Data records:

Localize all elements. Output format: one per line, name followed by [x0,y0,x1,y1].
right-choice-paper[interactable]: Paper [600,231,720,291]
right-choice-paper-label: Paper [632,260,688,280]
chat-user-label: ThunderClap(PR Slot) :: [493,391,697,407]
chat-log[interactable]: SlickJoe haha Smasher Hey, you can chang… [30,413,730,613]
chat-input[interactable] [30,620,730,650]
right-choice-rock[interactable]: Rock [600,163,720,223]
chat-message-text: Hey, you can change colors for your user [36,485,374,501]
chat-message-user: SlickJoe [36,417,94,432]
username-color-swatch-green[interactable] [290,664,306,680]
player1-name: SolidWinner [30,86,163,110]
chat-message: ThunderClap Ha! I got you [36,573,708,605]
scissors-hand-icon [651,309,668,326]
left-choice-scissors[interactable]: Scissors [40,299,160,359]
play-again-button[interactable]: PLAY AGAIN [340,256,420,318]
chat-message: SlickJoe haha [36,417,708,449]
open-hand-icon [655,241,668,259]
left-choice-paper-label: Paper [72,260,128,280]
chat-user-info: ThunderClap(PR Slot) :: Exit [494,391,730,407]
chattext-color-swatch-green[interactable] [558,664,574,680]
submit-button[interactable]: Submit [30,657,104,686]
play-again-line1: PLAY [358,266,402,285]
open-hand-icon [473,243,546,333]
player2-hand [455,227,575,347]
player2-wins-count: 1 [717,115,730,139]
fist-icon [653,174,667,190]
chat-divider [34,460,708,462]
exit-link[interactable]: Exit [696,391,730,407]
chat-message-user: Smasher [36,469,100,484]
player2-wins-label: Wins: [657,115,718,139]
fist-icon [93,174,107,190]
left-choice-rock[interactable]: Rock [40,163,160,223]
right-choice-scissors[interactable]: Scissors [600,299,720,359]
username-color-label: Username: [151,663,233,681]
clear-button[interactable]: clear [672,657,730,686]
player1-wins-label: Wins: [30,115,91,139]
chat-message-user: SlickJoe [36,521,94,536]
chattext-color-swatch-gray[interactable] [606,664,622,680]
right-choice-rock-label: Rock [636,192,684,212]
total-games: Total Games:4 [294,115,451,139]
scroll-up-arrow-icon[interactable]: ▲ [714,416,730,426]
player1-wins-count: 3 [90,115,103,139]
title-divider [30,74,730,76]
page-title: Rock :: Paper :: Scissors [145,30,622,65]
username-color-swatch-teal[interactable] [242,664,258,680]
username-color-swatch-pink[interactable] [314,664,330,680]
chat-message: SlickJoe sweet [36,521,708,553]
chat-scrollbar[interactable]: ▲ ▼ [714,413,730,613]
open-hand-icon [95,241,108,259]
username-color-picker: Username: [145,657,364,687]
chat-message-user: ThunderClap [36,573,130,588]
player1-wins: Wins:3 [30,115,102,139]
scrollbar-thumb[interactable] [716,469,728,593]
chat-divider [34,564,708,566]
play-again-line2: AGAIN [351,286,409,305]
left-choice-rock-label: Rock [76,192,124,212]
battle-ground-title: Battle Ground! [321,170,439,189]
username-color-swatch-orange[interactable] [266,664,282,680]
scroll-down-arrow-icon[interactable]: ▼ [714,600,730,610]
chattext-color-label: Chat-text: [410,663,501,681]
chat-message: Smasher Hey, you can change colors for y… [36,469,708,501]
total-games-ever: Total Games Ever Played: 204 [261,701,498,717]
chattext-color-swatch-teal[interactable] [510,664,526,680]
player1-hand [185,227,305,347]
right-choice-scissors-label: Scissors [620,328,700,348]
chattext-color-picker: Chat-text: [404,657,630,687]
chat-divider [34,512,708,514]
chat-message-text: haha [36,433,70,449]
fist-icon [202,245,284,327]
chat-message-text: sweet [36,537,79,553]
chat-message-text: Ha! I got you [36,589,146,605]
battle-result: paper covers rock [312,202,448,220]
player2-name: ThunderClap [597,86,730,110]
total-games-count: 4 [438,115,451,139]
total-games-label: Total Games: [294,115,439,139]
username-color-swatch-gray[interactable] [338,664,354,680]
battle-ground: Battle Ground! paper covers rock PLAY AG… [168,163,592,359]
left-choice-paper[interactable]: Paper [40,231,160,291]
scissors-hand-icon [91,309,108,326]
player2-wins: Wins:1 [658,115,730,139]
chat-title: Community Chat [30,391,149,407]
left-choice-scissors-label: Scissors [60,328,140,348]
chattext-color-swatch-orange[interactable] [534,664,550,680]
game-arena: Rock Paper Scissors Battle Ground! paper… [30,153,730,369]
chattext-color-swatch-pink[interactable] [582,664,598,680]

Set exercise: Reproduce every line of the data above, without any change.

Written solution:
Localize all elements. Output format: one per line, name followed by [x0,y0,x1,y1].
right-choice-paper[interactable]: Paper [600,231,720,291]
right-choice-paper-label: Paper [632,260,688,280]
chat-user-label: ThunderClap(PR Slot) :: [493,391,697,407]
chat-log[interactable]: SlickJoe haha Smasher Hey, you can chang… [30,413,730,613]
chat-input[interactable] [30,620,730,650]
right-choice-rock[interactable]: Rock [600,163,720,223]
chat-message-text: Hey, you can change colors for your user [36,485,374,501]
chat-message-user: SlickJoe [36,417,94,432]
username-color-swatch-green[interactable] [290,664,306,680]
player1-name: SolidWinner [30,86,163,110]
chat-message: ThunderClap Ha! I got you [36,573,708,605]
scissors-hand-icon [651,309,668,326]
left-choice-scissors[interactable]: Scissors [40,299,160,359]
play-again-button[interactable]: PLAY AGAIN [340,256,420,318]
chat-message: SlickJoe haha [36,417,708,449]
open-hand-icon [655,241,668,259]
left-choice-paper-label: Paper [72,260,128,280]
chat-user-info: ThunderClap(PR Slot) :: Exit [494,391,730,407]
chattext-color-swatch-green[interactable] [558,664,574,680]
submit-button[interactable]: Submit [30,657,104,686]
play-again-line1: PLAY [358,266,402,285]
open-hand-icon [473,243,546,333]
player2-hand [455,227,575,347]
player2-wins-count: 1 [717,115,730,139]
fist-icon [653,174,667,190]
chat-divider [34,460,708,462]
exit-link[interactable]: Exit [696,391,730,407]
chat-message-user: Smasher [36,469,100,484]
player2-wins-label: Wins: [657,115,718,139]
fist-icon [93,174,107,190]
left-choice-rock[interactable]: Rock [40,163,160,223]
right-choice-scissors[interactable]: Scissors [600,299,720,359]
username-color-label: Username: [151,663,233,681]
clear-button[interactable]: clear [672,657,730,686]
player1-wins-label: Wins: [30,115,91,139]
chat-message-user: SlickJoe [36,521,94,536]
chattext-color-swatch-gray[interactable] [606,664,622,680]
right-choice-rock-label: Rock [636,192,684,212]
total-games: Total Games:4 [294,115,451,139]
scroll-up-arrow-icon[interactable]: ▲ [714,416,730,426]
player1-wins-count: 3 [90,115,103,139]
title-divider [30,74,730,76]
page-title: Rock :: Paper :: Scissors [145,30,622,65]
username-color-swatch-teal[interactable] [242,664,258,680]
username-color-swatch-pink[interactable] [314,664,330,680]
chat-message: SlickJoe sweet [36,521,708,553]
chat-scrollbar[interactable]: ▲ ▼ [714,413,730,613]
open-hand-icon [95,241,108,259]
username-color-picker: Username: [145,657,364,687]
chat-message-user: ThunderClap [36,573,130,588]
player1-wins: Wins:3 [30,115,102,139]
scrollbar-thumb[interactable] [716,469,728,593]
chat-divider [34,564,708,566]
play-again-line2: AGAIN [351,286,409,305]
left-choice-rock-label: Rock [76,192,124,212]
battle-ground-title: Battle Ground! [321,170,439,189]
username-color-swatch-orange[interactable] [266,664,282,680]
scroll-down-arrow-icon[interactable]: ▼ [714,600,730,610]
chattext-color-label: Chat-text: [410,663,501,681]
chat-message: Smasher Hey, you can change colors for y… [36,469,708,501]
total-games-ever: Total Games Ever Played: 204 [261,701,498,717]
chattext-color-swatch-teal[interactable] [510,664,526,680]
player1-hand [185,227,305,347]
right-choice-scissors-label: Scissors [620,328,700,348]
chattext-color-picker: Chat-text: [404,657,630,687]
chat-divider [34,512,708,514]
chat-message-text: haha [36,433,70,449]
fist-icon [202,245,284,327]
chat-message-text: sweet [36,537,79,553]
chat-message-text: Ha! I got you [36,589,146,605]
battle-result: paper covers rock [312,202,448,220]
player2-name: ThunderClap [597,86,730,110]
total-games-count: 4 [438,115,451,139]
total-games-label: Total Games: [294,115,439,139]
username-color-swatch-gray[interactable] [338,664,354,680]
battle-ground: Battle Ground! paper covers rock PLAY AG… [168,163,592,359]
left-choice-paper[interactable]: Paper [40,231,160,291]
scissors-hand-icon [91,309,108,326]
player2-wins: Wins:1 [658,115,730,139]
chat-title: Community Chat [30,391,149,407]
left-choice-scissors-label: Scissors [60,328,140,348]
chattext-color-swatch-orange[interactable] [534,664,550,680]
game-arena: Rock Paper Scissors Battle Ground! paper… [30,153,730,369]
chattext-color-swatch-pink[interactable] [582,664,598,680]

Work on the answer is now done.